[Saved data entries]
=-=-=
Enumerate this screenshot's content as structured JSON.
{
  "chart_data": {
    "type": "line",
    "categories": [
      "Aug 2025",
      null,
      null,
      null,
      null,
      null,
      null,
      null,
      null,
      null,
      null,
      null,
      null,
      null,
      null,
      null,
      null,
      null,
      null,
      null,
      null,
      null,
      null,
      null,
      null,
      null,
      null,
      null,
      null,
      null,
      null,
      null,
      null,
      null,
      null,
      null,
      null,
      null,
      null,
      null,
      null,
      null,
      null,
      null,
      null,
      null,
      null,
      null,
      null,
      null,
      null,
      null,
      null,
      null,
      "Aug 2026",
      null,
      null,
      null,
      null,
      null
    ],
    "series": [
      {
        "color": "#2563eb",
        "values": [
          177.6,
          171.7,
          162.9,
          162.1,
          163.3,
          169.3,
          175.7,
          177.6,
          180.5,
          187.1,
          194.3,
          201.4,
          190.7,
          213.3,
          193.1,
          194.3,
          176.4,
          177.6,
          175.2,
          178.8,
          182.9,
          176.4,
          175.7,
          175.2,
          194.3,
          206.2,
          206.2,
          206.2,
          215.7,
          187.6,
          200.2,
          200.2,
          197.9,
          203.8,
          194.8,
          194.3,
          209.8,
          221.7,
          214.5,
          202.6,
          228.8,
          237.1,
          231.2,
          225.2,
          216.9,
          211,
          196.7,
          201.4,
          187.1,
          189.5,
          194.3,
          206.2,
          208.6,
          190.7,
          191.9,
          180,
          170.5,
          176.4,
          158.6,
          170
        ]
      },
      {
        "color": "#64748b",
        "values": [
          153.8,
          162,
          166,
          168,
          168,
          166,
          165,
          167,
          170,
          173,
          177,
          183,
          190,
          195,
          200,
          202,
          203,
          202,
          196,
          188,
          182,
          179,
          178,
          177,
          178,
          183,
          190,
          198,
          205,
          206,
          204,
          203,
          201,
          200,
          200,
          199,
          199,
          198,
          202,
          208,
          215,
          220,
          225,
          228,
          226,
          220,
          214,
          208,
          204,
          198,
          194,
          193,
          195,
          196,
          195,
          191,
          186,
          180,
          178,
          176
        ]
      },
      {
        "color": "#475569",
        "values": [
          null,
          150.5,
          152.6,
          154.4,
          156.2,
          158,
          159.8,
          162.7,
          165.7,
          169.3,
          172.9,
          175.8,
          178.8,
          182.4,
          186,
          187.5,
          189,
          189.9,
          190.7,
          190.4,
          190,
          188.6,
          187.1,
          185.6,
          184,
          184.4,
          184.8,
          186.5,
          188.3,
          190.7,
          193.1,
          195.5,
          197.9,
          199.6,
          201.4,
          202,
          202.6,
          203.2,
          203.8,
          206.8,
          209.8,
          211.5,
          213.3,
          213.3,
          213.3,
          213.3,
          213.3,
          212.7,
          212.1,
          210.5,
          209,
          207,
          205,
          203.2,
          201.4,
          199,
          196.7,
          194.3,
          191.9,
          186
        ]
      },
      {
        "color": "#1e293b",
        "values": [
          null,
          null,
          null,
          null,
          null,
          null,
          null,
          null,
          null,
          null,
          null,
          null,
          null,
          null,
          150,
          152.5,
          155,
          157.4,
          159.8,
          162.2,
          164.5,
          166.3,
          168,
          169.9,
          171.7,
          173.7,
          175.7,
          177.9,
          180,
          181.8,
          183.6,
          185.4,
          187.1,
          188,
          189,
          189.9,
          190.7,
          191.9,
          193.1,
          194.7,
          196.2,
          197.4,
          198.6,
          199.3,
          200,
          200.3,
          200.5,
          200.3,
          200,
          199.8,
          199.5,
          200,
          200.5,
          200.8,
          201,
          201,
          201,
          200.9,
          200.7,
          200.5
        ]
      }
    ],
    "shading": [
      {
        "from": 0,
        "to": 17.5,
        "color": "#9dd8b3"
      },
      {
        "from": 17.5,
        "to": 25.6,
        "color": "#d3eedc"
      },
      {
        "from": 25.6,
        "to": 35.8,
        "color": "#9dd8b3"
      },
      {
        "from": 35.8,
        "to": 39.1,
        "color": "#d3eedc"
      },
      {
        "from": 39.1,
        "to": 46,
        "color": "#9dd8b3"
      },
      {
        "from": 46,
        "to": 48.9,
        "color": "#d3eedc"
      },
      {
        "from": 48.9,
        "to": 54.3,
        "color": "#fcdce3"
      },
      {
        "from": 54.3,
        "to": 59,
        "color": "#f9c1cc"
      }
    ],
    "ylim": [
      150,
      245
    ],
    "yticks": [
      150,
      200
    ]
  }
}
=-=-=
Short exercise. Across all the entries, count the lines that contain the word "from" and give the number by itself.

Final answer. 8